##### Data shown

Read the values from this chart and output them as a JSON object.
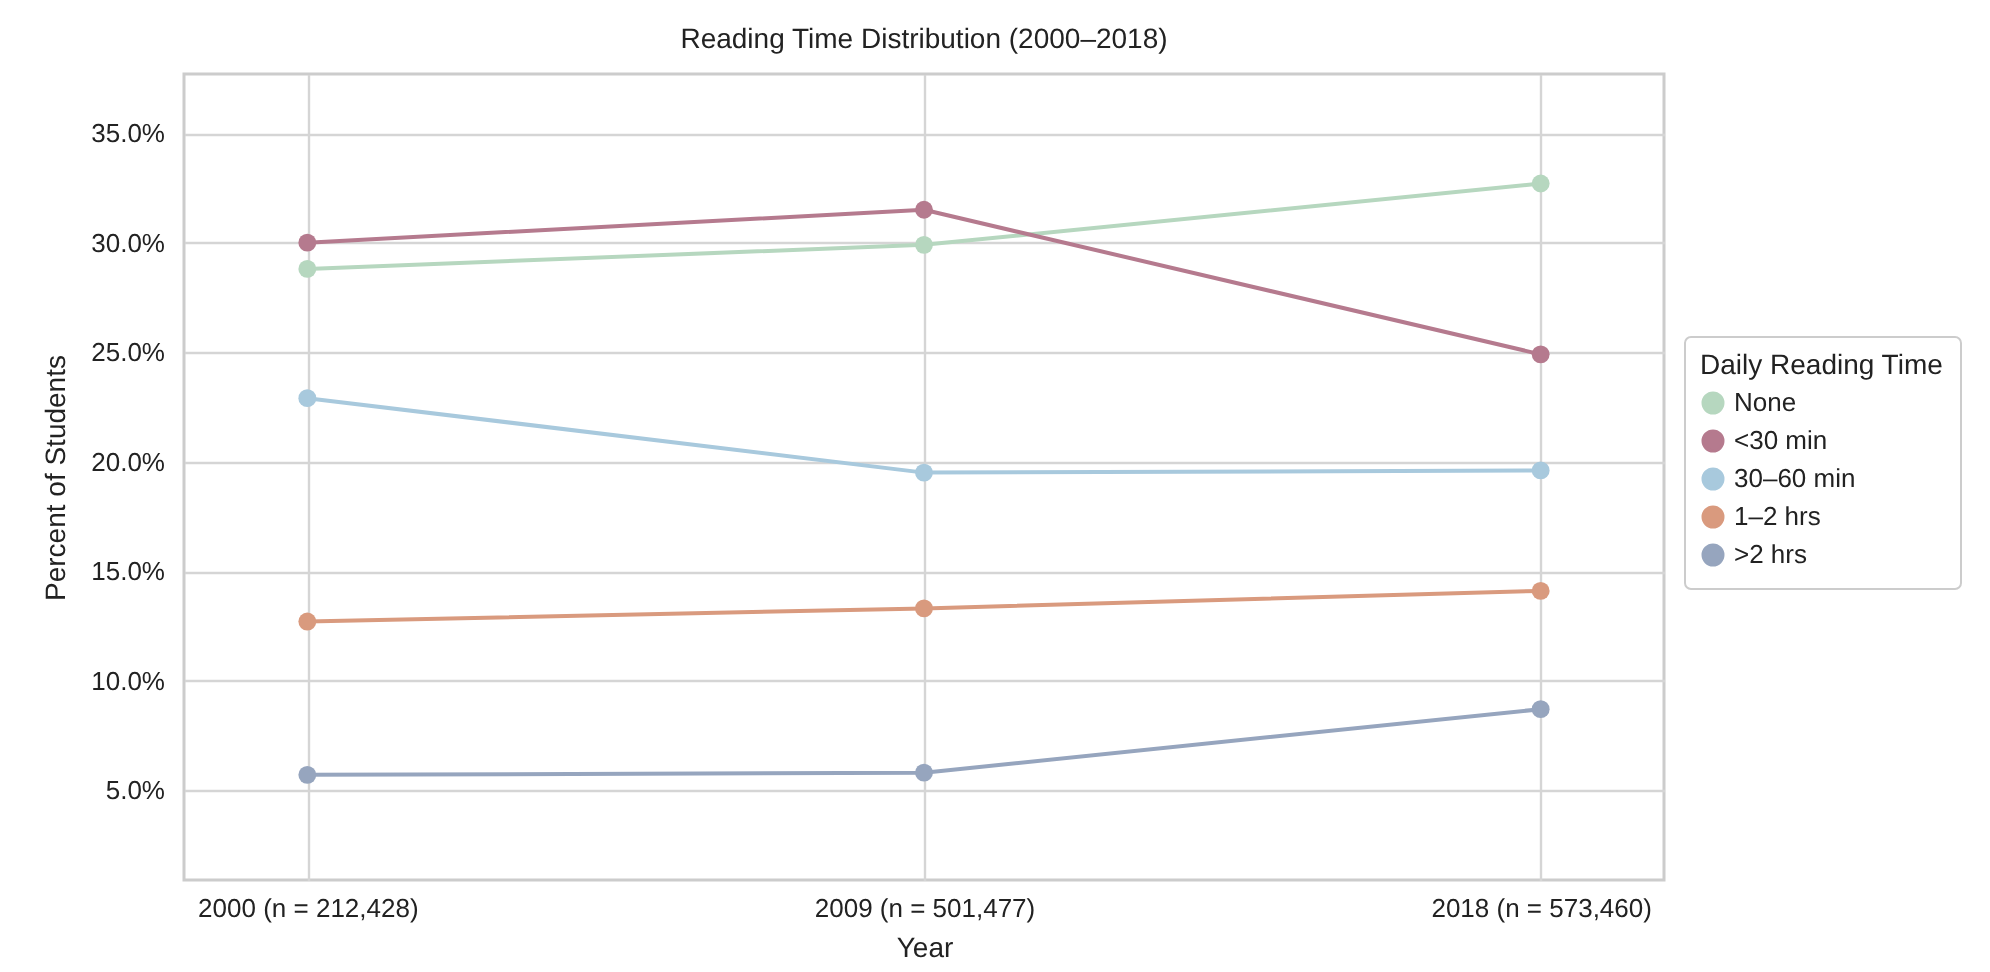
{
  "chart_data": {
    "type": "line",
    "title": "Reading Time Distribution (2000–2018)",
    "xlabel": "Year",
    "ylabel": "Percent of Students",
    "legend_title": "Daily Reading Time",
    "categories": [
      "2000 (n = 212,428)",
      "2009 (n = 501,477)",
      "2018 (n = 573,460)"
    ],
    "series": [
      {
        "name": "None",
        "color": "#b6d7bf",
        "values": [
          28.8,
          29.9,
          32.7
        ]
      },
      {
        "name": "<30 min",
        "color": "#b57a8e",
        "values": [
          30.0,
          31.5,
          24.9
        ]
      },
      {
        "name": "30–60 min",
        "color": "#a8c9dd",
        "values": [
          22.9,
          19.5,
          19.6
        ]
      },
      {
        "name": "1–2 hrs",
        "color": "#d99a7e",
        "values": [
          12.7,
          13.3,
          14.1
        ]
      },
      {
        "name": ">2 hrs",
        "color": "#96a5be",
        "values": [
          5.7,
          5.8,
          8.7
        ]
      }
    ],
    "ylim": [
      0.9,
      37.7
    ],
    "yticks": [
      {
        "value": 5,
        "label": "5.0%"
      },
      {
        "value": 10,
        "label": "10.0%"
      },
      {
        "value": 15,
        "label": "15.0%"
      },
      {
        "value": 20,
        "label": "20.0%"
      },
      {
        "value": 25,
        "label": "25.0%"
      },
      {
        "value": 30,
        "label": "30.0%"
      },
      {
        "value": 35,
        "label": "35.0%"
      }
    ],
    "grid": true,
    "legend": "right",
    "marker": "circle",
    "line_style": "solid"
  }
}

##########

## Work to be completed
Send back the data above word for word, with the pictures left out.

## Final result
Read the values from this chart and output them as a JSON object.
{
  "chart_data": {
    "type": "line",
    "title": "Reading Time Distribution (2000–2018)",
    "xlabel": "Year",
    "ylabel": "Percent of Students",
    "legend_title": "Daily Reading Time",
    "categories": [
      "2000 (n = 212,428)",
      "2009 (n = 501,477)",
      "2018 (n = 573,460)"
    ],
    "series": [
      {
        "name": "None",
        "color": "#b6d7bf",
        "values": [
          28.8,
          29.9,
          32.7
        ]
      },
      {
        "name": "<30 min",
        "color": "#b57a8e",
        "values": [
          30.0,
          31.5,
          24.9
        ]
      },
      {
        "name": "30–60 min",
        "color": "#a8c9dd",
        "values": [
          22.9,
          19.5,
          19.6
        ]
      },
      {
        "name": "1–2 hrs",
        "color": "#d99a7e",
        "values": [
          12.7,
          13.3,
          14.1
        ]
      },
      {
        "name": ">2 hrs",
        "color": "#96a5be",
        "values": [
          5.7,
          5.8,
          8.7
        ]
      }
    ],
    "ylim": [
      0.9,
      37.7
    ],
    "yticks": [
      {
        "value": 5,
        "label": "5.0%"
      },
      {
        "value": 10,
        "label": "10.0%"
      },
      {
        "value": 15,
        "label": "15.0%"
      },
      {
        "value": 20,
        "label": "20.0%"
      },
      {
        "value": 25,
        "label": "25.0%"
      },
      {
        "value": 30,
        "label": "30.0%"
      },
      {
        "value": 35,
        "label": "35.0%"
      }
    ],
    "grid": true,
    "legend": "right",
    "marker": "circle",
    "line_style": "solid"
  }
}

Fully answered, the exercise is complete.